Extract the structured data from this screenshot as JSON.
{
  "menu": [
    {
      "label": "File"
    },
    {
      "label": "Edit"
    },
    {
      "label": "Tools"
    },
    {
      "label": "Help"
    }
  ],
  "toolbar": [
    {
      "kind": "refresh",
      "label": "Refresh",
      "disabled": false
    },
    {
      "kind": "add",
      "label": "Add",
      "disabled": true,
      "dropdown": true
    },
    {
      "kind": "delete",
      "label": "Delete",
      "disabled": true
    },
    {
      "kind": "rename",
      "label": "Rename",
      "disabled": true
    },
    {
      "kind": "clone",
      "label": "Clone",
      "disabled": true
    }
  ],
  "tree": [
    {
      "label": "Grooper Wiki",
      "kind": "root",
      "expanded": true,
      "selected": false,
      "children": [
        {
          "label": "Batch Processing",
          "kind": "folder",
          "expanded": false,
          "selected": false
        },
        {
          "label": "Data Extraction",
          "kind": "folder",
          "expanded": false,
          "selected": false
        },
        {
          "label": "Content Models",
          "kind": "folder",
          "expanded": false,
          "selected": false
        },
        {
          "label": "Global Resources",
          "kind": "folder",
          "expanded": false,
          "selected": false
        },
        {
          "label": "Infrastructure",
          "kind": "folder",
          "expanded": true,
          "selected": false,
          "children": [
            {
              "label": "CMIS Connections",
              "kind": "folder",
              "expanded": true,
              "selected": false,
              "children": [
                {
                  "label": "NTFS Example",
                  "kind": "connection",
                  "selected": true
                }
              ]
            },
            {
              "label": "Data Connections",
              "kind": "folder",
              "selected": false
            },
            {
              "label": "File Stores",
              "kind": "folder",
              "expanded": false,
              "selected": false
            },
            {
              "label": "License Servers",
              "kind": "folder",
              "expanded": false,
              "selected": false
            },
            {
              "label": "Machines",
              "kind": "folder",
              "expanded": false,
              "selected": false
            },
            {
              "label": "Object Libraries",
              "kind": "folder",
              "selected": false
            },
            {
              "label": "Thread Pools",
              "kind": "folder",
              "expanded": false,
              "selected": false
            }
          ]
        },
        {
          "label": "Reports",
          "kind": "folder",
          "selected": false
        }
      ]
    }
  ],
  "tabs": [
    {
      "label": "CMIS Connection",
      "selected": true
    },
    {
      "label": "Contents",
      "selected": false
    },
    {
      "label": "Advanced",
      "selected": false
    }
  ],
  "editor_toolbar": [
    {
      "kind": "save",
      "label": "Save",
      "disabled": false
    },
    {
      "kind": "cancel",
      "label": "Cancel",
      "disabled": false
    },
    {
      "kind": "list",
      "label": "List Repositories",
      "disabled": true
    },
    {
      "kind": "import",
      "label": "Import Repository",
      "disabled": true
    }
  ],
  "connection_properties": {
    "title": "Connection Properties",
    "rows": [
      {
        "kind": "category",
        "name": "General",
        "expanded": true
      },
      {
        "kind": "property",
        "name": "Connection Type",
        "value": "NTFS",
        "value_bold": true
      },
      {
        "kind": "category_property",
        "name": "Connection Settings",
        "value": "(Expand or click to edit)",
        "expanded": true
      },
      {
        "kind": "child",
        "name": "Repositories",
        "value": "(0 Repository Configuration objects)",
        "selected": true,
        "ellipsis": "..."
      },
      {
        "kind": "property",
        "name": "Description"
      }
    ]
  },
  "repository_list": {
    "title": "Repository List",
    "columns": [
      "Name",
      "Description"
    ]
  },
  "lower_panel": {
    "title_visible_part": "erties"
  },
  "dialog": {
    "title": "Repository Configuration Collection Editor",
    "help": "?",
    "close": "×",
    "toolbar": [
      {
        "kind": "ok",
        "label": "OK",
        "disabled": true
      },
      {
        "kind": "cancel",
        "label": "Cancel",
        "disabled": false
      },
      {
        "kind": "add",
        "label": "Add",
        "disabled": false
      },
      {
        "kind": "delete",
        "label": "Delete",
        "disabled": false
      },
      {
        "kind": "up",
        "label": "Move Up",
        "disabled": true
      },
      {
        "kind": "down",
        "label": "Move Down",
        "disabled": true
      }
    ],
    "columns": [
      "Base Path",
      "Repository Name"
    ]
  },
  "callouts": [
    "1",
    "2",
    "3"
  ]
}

########

# Brief
All of the entries should be written out again exactly.

# Reply to the exercise
Extract the structured data from this screenshot as JSON.
{
  "menu": [
    {
      "label": "File"
    },
    {
      "label": "Edit"
    },
    {
      "label": "Tools"
    },
    {
      "label": "Help"
    }
  ],
  "toolbar": [
    {
      "kind": "refresh",
      "label": "Refresh",
      "disabled": false
    },
    {
      "kind": "add",
      "label": "Add",
      "disabled": true,
      "dropdown": true
    },
    {
      "kind": "delete",
      "label": "Delete",
      "disabled": true
    },
    {
      "kind": "rename",
      "label": "Rename",
      "disabled": true
    },
    {
      "kind": "clone",
      "label": "Clone",
      "disabled": true
    }
  ],
  "tree": [
    {
      "label": "Grooper Wiki",
      "kind": "root",
      "expanded": true,
      "selected": false,
      "children": [
        {
          "label": "Batch Processing",
          "kind": "folder",
          "expanded": false,
          "selected": false
        },
        {
          "label": "Data Extraction",
          "kind": "folder",
          "expanded": false,
          "selected": false
        },
        {
          "label": "Content Models",
          "kind": "folder",
          "expanded": false,
          "selected": false
        },
        {
          "label": "Global Resources",
          "kind": "folder",
          "expanded": false,
          "selected": false
        },
        {
          "label": "Infrastructure",
          "kind": "folder",
          "expanded": true,
          "selected": false,
          "children": [
            {
              "label": "CMIS Connections",
              "kind": "folder",
              "expanded": true,
              "selected": false,
              "children": [
                {
                  "label": "NTFS Example",
                  "kind": "connection",
                  "selected": true
                }
              ]
            },
            {
              "label": "Data Connections",
              "kind": "folder",
              "selected": false
            },
            {
              "label": "File Stores",
              "kind": "folder",
              "expanded": false,
              "selected": false
            },
            {
              "label": "License Servers",
              "kind": "folder",
              "expanded": false,
              "selected": false
            },
            {
              "label": "Machines",
              "kind": "folder",
              "expanded": false,
              "selected": false
            },
            {
              "label": "Object Libraries",
              "kind": "folder",
              "selected": false
            },
            {
              "label": "Thread Pools",
              "kind": "folder",
              "expanded": false,
              "selected": false
            }
          ]
        },
        {
          "label": "Reports",
          "kind": "folder",
          "selected": false
        }
      ]
    }
  ],
  "tabs": [
    {
      "label": "CMIS Connection",
      "selected": true
    },
    {
      "label": "Contents",
      "selected": false
    },
    {
      "label": "Advanced",
      "selected": false
    }
  ],
  "editor_toolbar": [
    {
      "kind": "save",
      "label": "Save",
      "disabled": false
    },
    {
      "kind": "cancel",
      "label": "Cancel",
      "disabled": false
    },
    {
      "kind": "list",
      "label": "List Repositories",
      "disabled": true
    },
    {
      "kind": "import",
      "label": "Import Repository",
      "disabled": true
    }
  ],
  "connection_properties": {
    "title": "Connection Properties",
    "rows": [
      {
        "kind": "category",
        "name": "General",
        "expanded": true
      },
      {
        "kind": "property",
        "name": "Connection Type",
        "value": "NTFS",
        "value_bold": true
      },
      {
        "kind": "category_property",
        "name": "Connection Settings",
        "value": "(Expand or click to edit)",
        "expanded": true
      },
      {
        "kind": "child",
        "name": "Repositories",
        "value": "(0 Repository Configuration objects)",
        "selected": true,
        "ellipsis": "..."
      },
      {
        "kind": "property",
        "name": "Description"
      }
    ]
  },
  "repository_list": {
    "title": "Repository List",
    "columns": [
      "Name",
      "Description"
    ]
  },
  "lower_panel": {
    "title_visible_part": "erties"
  },
  "dialog": {
    "title": "Repository Configuration Collection Editor",
    "help": "?",
    "close": "×",
    "toolbar": [
      {
        "kind": "ok",
        "label": "OK",
        "disabled": true
      },
      {
        "kind": "cancel",
        "label": "Cancel",
        "disabled": false
      },
      {
        "kind": "add",
        "label": "Add",
        "disabled": false
      },
      {
        "kind": "delete",
        "label": "Delete",
        "disabled": false
      },
      {
        "kind": "up",
        "label": "Move Up",
        "disabled": true
      },
      {
        "kind": "down",
        "label": "Move Down",
        "disabled": true
      }
    ],
    "columns": [
      "Base Path",
      "Repository Name"
    ]
  },
  "callouts": [
    "1",
    "2",
    "3"
  ]
}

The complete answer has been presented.